### Brief
Output the data below in full, byte for byte. Nothing may differ.

Figure record listings
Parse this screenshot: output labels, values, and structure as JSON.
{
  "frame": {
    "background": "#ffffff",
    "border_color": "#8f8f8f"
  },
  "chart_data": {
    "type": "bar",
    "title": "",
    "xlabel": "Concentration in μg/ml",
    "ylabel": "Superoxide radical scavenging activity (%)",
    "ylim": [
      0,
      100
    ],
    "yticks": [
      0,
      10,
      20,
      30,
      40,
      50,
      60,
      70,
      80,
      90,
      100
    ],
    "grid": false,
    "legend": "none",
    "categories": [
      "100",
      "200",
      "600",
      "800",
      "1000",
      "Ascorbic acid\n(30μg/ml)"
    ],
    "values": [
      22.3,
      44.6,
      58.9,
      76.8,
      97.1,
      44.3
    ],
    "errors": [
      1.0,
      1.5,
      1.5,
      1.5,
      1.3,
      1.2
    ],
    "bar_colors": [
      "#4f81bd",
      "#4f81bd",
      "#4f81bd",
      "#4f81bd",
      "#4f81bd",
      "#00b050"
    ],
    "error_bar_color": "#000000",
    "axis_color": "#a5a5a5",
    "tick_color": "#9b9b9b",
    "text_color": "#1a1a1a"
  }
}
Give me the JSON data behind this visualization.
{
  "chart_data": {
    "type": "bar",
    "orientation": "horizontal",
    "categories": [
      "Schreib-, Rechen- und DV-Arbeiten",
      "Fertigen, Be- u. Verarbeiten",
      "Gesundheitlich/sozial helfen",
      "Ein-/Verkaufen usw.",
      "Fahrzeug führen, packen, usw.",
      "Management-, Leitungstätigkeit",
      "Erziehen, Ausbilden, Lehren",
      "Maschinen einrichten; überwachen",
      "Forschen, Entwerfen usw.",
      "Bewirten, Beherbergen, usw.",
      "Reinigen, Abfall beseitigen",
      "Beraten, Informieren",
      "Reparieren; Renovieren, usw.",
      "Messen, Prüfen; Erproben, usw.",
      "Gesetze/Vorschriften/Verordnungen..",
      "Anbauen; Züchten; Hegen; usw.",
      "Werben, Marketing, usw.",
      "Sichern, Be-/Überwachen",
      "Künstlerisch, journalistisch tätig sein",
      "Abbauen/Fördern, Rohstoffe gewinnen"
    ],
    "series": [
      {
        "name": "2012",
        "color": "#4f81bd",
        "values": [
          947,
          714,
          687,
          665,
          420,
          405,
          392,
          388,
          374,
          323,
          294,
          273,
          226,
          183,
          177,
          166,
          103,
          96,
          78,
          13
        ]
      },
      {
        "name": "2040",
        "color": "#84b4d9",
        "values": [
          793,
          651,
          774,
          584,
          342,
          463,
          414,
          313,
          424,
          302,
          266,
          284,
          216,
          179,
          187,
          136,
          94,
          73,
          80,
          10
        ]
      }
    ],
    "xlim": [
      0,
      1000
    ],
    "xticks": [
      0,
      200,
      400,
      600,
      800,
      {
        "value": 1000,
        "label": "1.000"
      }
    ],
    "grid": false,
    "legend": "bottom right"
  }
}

### Result for this task
Parse this screenshot: output labels, values, and structure as JSON.
{
  "frame": {
    "background": "#ffffff",
    "border_color": "#8f8f8f"
  },
  "chart_data": {
    "type": "bar",
    "title": "",
    "xlabel": "Concentration in μg/ml",
    "ylabel": "Superoxide radical scavenging activity (%)",
    "ylim": [
      0,
      100
    ],
    "yticks": [
      0,
      10,
      20,
      30,
      40,
      50,
      60,
      70,
      80,
      90,
      100
    ],
    "grid": false,
    "legend": "none",
    "categories": [
      "100",
      "200",
      "600",
      "800",
      "1000",
      "Ascorbic acid\n(30μg/ml)"
    ],
    "values": [
      22.3,
      44.6,
      58.9,
      76.8,
      97.1,
      44.3
    ],
    "errors": [
      1.0,
      1.5,
      1.5,
      1.5,
      1.3,
      1.2
    ],
    "bar_colors": [
      "#4f81bd",
      "#4f81bd",
      "#4f81bd",
      "#4f81bd",
      "#4f81bd",
      "#00b050"
    ],
    "error_bar_color": "#000000",
    "axis_color": "#a5a5a5",
    "tick_color": "#9b9b9b",
    "text_color": "#1a1a1a"
  }
}
Give me the JSON data behind this visualization.
{
  "chart_data": {
    "type": "bar",
    "orientation": "horizontal",
    "categories": [
      "Schreib-, Rechen- und DV-Arbeiten",
      "Fertigen, Be- u. Verarbeiten",
      "Gesundheitlich/sozial helfen",
      "Ein-/Verkaufen usw.",
      "Fahrzeug führen, packen, usw.",
      "Management-, Leitungstätigkeit",
      "Erziehen, Ausbilden, Lehren",
      "Maschinen einrichten; überwachen",
      "Forschen, Entwerfen usw.",
      "Bewirten, Beherbergen, usw.",
      "Reinigen, Abfall beseitigen",
      "Beraten, Informieren",
      "Reparieren; Renovieren, usw.",
      "Messen, Prüfen; Erproben, usw.",
      "Gesetze/Vorschriften/Verordnungen..",
      "Anbauen; Züchten; Hegen; usw.",
      "Werben, Marketing, usw.",
      "Sichern, Be-/Überwachen",
      "Künstlerisch, journalistisch tätig sein",
      "Abbauen/Fördern, Rohstoffe gewinnen"
    ],
    "series": [
      {
        "name": "2012",
        "color": "#4f81bd",
        "values": [
          947,
          714,
          687,
          665,
          420,
          405,
          392,
          388,
          374,
          323,
          294,
          273,
          226,
          183,
          177,
          166,
          103,
          96,
          78,
          13
        ]
      },
      {
        "name": "2040",
        "color": "#84b4d9",
        "values": [
          793,
          651,
          774,
          584,
          342,
          463,
          414,
          313,
          424,
          302,
          266,
          284,
          216,
          179,
          187,
          136,
          94,
          73,
          80,
          10
        ]
      }
    ],
    "xlim": [
      0,
      1000
    ],
    "xticks": [
      0,
      200,
      400,
      600,
      800,
      {
        "value": 1000,
        "label": "1.000"
      }
    ],
    "grid": false,
    "legend": "bottom right"
  }
}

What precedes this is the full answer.